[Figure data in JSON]
[Begin]
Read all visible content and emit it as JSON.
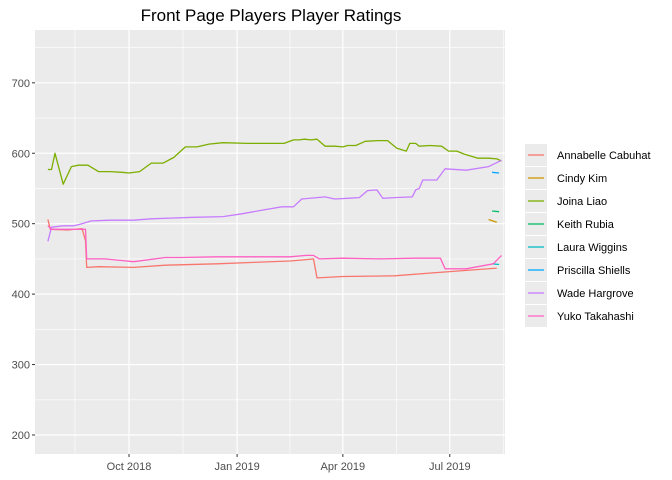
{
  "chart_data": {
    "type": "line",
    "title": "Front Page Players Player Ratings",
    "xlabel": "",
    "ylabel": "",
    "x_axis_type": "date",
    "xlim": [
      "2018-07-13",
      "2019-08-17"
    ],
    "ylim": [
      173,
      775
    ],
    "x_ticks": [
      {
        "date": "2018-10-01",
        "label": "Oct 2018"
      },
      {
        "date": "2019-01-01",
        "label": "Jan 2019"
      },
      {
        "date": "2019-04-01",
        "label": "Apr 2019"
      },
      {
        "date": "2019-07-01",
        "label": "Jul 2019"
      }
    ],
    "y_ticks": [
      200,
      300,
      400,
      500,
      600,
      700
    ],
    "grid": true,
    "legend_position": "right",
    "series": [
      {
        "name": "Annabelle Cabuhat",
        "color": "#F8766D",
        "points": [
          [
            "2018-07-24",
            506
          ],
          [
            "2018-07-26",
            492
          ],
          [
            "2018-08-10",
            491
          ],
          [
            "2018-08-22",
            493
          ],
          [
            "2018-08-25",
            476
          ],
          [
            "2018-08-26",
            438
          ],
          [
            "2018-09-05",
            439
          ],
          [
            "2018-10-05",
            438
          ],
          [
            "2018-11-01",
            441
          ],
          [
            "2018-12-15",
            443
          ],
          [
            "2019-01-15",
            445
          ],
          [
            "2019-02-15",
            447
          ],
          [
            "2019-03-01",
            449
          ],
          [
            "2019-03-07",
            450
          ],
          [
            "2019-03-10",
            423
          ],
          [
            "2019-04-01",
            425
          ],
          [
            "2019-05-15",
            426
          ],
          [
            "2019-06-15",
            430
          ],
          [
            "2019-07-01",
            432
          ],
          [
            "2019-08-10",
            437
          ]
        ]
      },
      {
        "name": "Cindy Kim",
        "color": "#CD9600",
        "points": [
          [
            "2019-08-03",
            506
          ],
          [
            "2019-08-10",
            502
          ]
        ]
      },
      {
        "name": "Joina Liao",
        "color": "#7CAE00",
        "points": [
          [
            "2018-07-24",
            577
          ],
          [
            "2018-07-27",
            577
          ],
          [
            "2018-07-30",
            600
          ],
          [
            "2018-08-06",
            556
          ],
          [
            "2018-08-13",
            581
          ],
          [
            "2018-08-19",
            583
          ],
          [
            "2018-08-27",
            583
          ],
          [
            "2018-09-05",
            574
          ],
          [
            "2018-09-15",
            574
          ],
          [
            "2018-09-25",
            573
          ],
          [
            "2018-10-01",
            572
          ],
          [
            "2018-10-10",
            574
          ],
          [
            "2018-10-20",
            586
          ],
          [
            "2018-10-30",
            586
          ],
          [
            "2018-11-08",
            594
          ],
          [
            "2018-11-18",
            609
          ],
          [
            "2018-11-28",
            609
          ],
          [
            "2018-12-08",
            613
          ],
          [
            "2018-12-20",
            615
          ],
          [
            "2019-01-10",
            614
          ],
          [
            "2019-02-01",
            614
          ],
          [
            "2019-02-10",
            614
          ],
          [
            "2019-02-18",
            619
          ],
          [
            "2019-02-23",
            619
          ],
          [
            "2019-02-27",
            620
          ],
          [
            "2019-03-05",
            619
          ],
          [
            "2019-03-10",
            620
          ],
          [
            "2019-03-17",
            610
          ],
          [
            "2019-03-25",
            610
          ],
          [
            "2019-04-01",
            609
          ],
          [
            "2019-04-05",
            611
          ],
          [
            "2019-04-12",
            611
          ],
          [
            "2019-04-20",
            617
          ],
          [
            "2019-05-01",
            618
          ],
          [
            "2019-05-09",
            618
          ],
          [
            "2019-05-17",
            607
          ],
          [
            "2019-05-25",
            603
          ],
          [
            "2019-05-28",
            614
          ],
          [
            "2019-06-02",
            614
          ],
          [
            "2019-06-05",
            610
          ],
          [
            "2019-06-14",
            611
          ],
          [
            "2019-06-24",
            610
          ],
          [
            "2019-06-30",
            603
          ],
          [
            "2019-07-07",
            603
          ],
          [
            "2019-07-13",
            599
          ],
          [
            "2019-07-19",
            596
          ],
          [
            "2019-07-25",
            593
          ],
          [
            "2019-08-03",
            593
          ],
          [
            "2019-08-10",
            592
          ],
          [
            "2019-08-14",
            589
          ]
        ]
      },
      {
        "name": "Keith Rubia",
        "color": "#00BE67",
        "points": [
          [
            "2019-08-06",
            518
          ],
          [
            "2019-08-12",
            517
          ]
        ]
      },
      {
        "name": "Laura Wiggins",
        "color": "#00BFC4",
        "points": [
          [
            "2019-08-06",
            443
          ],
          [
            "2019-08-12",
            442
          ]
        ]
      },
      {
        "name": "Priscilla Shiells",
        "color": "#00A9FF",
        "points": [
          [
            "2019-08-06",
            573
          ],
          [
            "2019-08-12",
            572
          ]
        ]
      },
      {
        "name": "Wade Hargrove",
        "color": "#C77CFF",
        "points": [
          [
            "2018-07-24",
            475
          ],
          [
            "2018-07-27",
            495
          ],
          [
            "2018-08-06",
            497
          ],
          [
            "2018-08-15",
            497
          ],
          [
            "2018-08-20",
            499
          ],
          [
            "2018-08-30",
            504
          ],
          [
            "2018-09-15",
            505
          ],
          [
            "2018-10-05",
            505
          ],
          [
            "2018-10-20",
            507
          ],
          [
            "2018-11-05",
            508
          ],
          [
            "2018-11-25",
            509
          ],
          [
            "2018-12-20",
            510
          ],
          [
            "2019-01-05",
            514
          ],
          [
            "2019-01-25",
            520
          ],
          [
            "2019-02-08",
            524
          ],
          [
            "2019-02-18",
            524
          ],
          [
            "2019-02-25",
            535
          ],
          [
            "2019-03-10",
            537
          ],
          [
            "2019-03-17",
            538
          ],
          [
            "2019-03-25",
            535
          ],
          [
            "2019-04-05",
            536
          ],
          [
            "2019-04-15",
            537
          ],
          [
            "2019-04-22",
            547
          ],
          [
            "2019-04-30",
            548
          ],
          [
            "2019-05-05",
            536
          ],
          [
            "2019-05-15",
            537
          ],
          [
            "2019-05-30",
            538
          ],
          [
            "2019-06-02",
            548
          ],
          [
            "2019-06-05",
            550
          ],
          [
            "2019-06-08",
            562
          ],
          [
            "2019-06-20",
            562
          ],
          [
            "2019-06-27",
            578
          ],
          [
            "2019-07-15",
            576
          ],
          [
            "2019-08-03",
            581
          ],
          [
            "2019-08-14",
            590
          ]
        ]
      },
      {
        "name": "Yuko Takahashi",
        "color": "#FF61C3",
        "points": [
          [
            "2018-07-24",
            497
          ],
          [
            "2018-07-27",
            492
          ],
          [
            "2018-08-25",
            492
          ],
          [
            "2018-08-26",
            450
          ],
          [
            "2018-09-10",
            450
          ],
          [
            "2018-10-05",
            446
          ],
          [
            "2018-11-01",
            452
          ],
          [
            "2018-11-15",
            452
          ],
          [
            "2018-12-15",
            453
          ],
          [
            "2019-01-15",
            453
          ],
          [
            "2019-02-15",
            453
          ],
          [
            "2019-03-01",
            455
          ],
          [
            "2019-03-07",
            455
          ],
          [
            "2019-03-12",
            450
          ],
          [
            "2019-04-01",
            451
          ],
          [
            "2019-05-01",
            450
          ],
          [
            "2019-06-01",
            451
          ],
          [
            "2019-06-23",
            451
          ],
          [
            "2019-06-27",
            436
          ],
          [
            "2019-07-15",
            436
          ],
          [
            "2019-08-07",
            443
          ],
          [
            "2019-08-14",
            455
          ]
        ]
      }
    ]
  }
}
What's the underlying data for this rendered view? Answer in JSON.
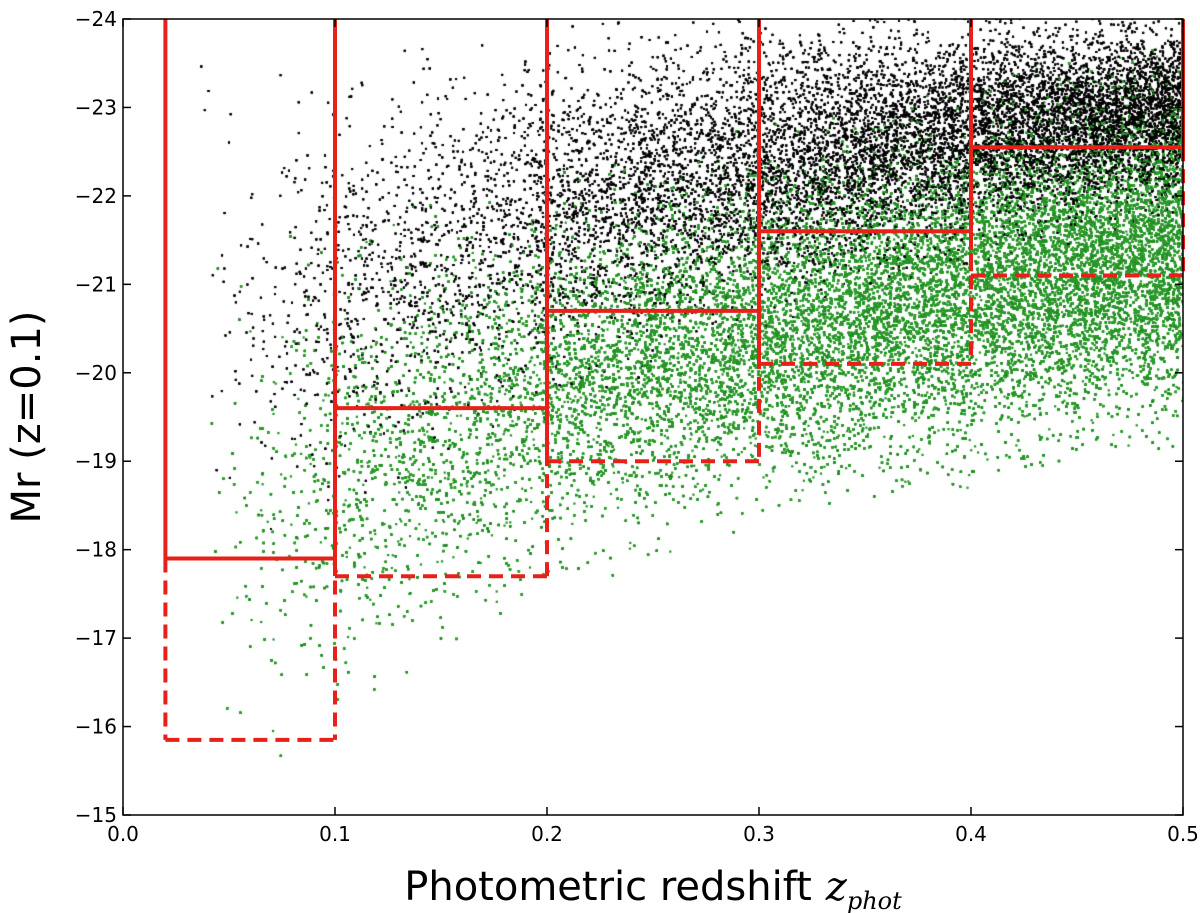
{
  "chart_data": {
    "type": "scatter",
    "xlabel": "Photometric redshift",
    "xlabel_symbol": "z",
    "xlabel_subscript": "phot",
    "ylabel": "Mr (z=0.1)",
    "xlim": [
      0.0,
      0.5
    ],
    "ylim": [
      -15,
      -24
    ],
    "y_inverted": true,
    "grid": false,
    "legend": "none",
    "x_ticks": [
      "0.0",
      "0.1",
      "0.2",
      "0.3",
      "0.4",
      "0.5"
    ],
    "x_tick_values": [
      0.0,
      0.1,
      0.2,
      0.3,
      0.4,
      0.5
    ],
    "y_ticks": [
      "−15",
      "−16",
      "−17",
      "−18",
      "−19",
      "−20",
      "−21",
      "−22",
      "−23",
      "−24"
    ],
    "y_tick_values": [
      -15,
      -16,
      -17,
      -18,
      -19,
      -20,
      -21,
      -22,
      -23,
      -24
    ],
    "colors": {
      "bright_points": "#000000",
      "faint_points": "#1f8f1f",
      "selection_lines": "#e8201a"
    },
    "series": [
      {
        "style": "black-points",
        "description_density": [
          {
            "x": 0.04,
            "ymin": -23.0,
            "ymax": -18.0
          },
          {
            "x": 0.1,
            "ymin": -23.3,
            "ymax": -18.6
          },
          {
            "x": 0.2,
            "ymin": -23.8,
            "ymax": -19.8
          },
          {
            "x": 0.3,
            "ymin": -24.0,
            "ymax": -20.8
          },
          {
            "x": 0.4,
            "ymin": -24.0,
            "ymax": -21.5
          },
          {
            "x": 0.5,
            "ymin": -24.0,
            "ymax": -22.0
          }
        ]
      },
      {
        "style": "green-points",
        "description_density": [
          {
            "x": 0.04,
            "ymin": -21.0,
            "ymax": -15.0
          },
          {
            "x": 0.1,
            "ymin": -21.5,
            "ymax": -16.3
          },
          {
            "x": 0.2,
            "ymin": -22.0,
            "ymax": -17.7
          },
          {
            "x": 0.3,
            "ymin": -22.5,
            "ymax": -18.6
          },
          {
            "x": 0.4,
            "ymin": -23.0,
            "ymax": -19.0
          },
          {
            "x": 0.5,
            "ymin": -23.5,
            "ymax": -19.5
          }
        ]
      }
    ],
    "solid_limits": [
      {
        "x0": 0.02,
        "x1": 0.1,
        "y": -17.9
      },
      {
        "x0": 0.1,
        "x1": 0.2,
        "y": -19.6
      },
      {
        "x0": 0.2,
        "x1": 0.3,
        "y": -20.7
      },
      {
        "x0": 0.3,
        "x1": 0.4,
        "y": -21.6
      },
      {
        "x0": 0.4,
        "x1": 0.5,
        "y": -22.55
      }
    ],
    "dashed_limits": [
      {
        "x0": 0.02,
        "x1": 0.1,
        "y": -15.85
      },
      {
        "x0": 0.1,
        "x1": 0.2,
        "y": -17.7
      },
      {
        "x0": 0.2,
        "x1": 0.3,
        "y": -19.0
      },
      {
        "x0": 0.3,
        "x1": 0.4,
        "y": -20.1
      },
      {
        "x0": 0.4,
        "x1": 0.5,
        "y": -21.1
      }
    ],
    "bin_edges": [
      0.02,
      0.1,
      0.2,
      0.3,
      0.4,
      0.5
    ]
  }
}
[End]
= Written exercise =
Reproduce each line from the records that contains the word "date".

= Output for this exercise =
    "x_axis_type": "date",
        "date": "2018-10-01",
        "date": "2019-01-01",
        "date": "2019-04-01",
        "date": "2019-07-01",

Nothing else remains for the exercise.